INSTRUCTIONS TO FOLLOW: Repeat, exactly and in full, the lines of the listing below, but without any pictures.

++++++

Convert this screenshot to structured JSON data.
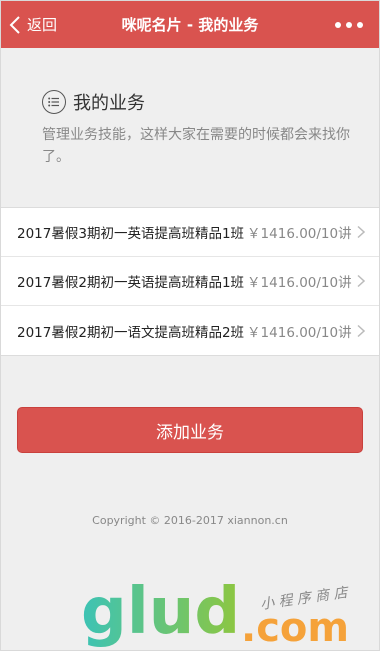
{
  "nav": {
    "back_label": "返回",
    "title": "咪呢名片 - 我的业务"
  },
  "section": {
    "title": "我的业务",
    "description": "管理业务技能，这样大家在需要的时候都会来找你了。"
  },
  "services": [
    {
      "name": "2017暑假3期初一英语提高班精品1班",
      "price": "￥1416.00/10讲"
    },
    {
      "name": "2017暑假2期初一英语提高班精品1班",
      "price": "￥1416.00/10讲"
    },
    {
      "name": "2017暑假2期初一语文提高班精品2班",
      "price": "￥1416.00/10讲"
    }
  ],
  "add_button_label": "添加业务",
  "footer": {
    "copyright": "Copyright © 2016-2017 xiannon.cn"
  },
  "watermark": {
    "logo_text": "glud",
    "domain": ".com",
    "tagline": "小程序商店"
  },
  "colors": {
    "accent": "#d9534f",
    "background": "#efefef"
  }
}
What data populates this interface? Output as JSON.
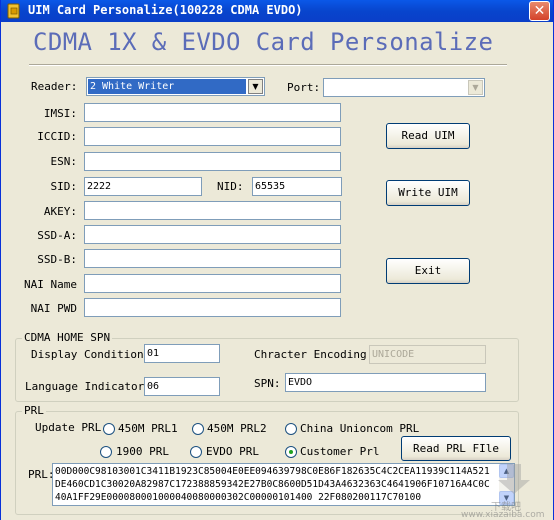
{
  "window": {
    "title": "UIM Card Personalize(100228 CDMA EVDO)",
    "close_glyph": "✕",
    "icon": "sim-card-icon"
  },
  "heading": "CDMA 1X & EVDO Card Personalize",
  "reader": {
    "label": "Reader:",
    "selected": "2 White Writer"
  },
  "port": {
    "label": "Port:",
    "selected": ""
  },
  "fields": {
    "imsi": {
      "label": "IMSI:",
      "value": ""
    },
    "iccid": {
      "label": "ICCID:",
      "value": ""
    },
    "esn": {
      "label": "ESN:",
      "value": ""
    },
    "sid": {
      "label": "SID:",
      "value": "2222"
    },
    "nid": {
      "label": "NID:",
      "value": "65535"
    },
    "akey": {
      "label": "AKEY:",
      "value": ""
    },
    "ssd_a": {
      "label": "SSD-A:",
      "value": ""
    },
    "ssd_b": {
      "label": "SSD-B:",
      "value": ""
    },
    "nai_name": {
      "label": "NAI Name",
      "value": ""
    },
    "nai_pwd": {
      "label": "NAI PWD",
      "value": ""
    }
  },
  "buttons": {
    "read_uim": "Read UIM",
    "write_uim": "Write UIM",
    "exit": "Exit",
    "read_prl_file": "Read PRL FIle"
  },
  "spn_group": {
    "title": "CDMA HOME SPN",
    "display_condition_label": "Display Condition:",
    "display_condition": "01",
    "char_encoding_label": "Chracter Encoding:",
    "char_encoding": "UNICODE",
    "language_indicator_label": "Language Indicator:",
    "language_indicator": "06",
    "spn_label": "SPN:",
    "spn": "EVDO"
  },
  "prl_group": {
    "title": "PRL",
    "update_label": "Update PRL:",
    "options": [
      "450M PRL1",
      "450M PRL2",
      "China Unioncom PRL",
      "1900 PRL",
      "EVDO PRL",
      "Customer Prl"
    ],
    "selected_index": 5,
    "prl_label": "PRL:",
    "prl_data": "00D000C98103001C3411B1923C85004E0EE094639798C0E86F182635C4C2CEA11939C114A521DE460CD1C30020A82987C172388859342E27B0C8600D51D43A4632363C4641906F10716A4C0C40A1FF29E000080001000040080000302C00000101400 22F080200117C70100"
  },
  "watermark": {
    "brand": "下载吧",
    "url": "www.xiazaiba.com"
  }
}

++++++

CORRECT ANSWER:
Convert this screenshot to structured JSON data.
{
  "nav": {
    "back_label": "返回",
    "title": "咪呢名片 - 我的业务"
  },
  "section": {
    "title": "我的业务",
    "description": "管理业务技能，这样大家在需要的时候都会来找你了。"
  },
  "services": [
    {
      "name": "2017暑假3期初一英语提高班精品1班",
      "price": "￥1416.00/10讲"
    },
    {
      "name": "2017暑假2期初一英语提高班精品1班",
      "price": "￥1416.00/10讲"
    },
    {
      "name": "2017暑假2期初一语文提高班精品2班",
      "price": "￥1416.00/10讲"
    }
  ],
  "add_button_label": "添加业务",
  "footer": {
    "copyright": "Copyright © 2016-2017 xiannon.cn"
  },
  "watermark": {
    "logo_text": "glud",
    "domain": ".com",
    "tagline": "小程序商店"
  },
  "colors": {
    "accent": "#d9534f",
    "background": "#efefef"
  }
}
What data populates this interface? Output as JSON.
{
  "window": {
    "title": "UIM Card Personalize(100228 CDMA EVDO)",
    "close_glyph": "✕",
    "icon": "sim-card-icon"
  },
  "heading": "CDMA 1X & EVDO Card Personalize",
  "reader": {
    "label": "Reader:",
    "selected": "2 White Writer"
  },
  "port": {
    "label": "Port:",
    "selected": ""
  },
  "fields": {
    "imsi": {
      "label": "IMSI:",
      "value": ""
    },
    "iccid": {
      "label": "ICCID:",
      "value": ""
    },
    "esn": {
      "label": "ESN:",
      "value": ""
    },
    "sid": {
      "label": "SID:",
      "value": "2222"
    },
    "nid": {
      "label": "NID:",
      "value": "65535"
    },
    "akey": {
      "label": "AKEY:",
      "value": ""
    },
    "ssd_a": {
      "label": "SSD-A:",
      "value": ""
    },
    "ssd_b": {
      "label": "SSD-B:",
      "value": ""
    },
    "nai_name": {
      "label": "NAI Name",
      "value": ""
    },
    "nai_pwd": {
      "label": "NAI PWD",
      "value": ""
    }
  },
  "buttons": {
    "read_uim": "Read UIM",
    "write_uim": "Write UIM",
    "exit": "Exit",
    "read_prl_file": "Read PRL FIle"
  },
  "spn_group": {
    "title": "CDMA HOME SPN",
    "display_condition_label": "Display Condition:",
    "display_condition": "01",
    "char_encoding_label": "Chracter Encoding:",
    "char_encoding": "UNICODE",
    "language_indicator_label": "Language Indicator:",
    "language_indicator": "06",
    "spn_label": "SPN:",
    "spn": "EVDO"
  },
  "prl_group": {
    "title": "PRL",
    "update_label": "Update PRL:",
    "options": [
      "450M PRL1",
      "450M PRL2",
      "China Unioncom PRL",
      "1900 PRL",
      "EVDO PRL",
      "Customer Prl"
    ],
    "selected_index": 5,
    "prl_label": "PRL:",
    "prl_data": "00D000C98103001C3411B1923C85004E0EE094639798C0E86F182635C4C2CEA11939C114A521DE460CD1C30020A82987C172388859342E27B0C8600D51D43A4632363C4641906F10716A4C0C40A1FF29E000080001000040080000302C00000101400 22F080200117C70100"
  },
  "watermark": {
    "brand": "下载吧",
    "url": "www.xiazaiba.com"
  }
}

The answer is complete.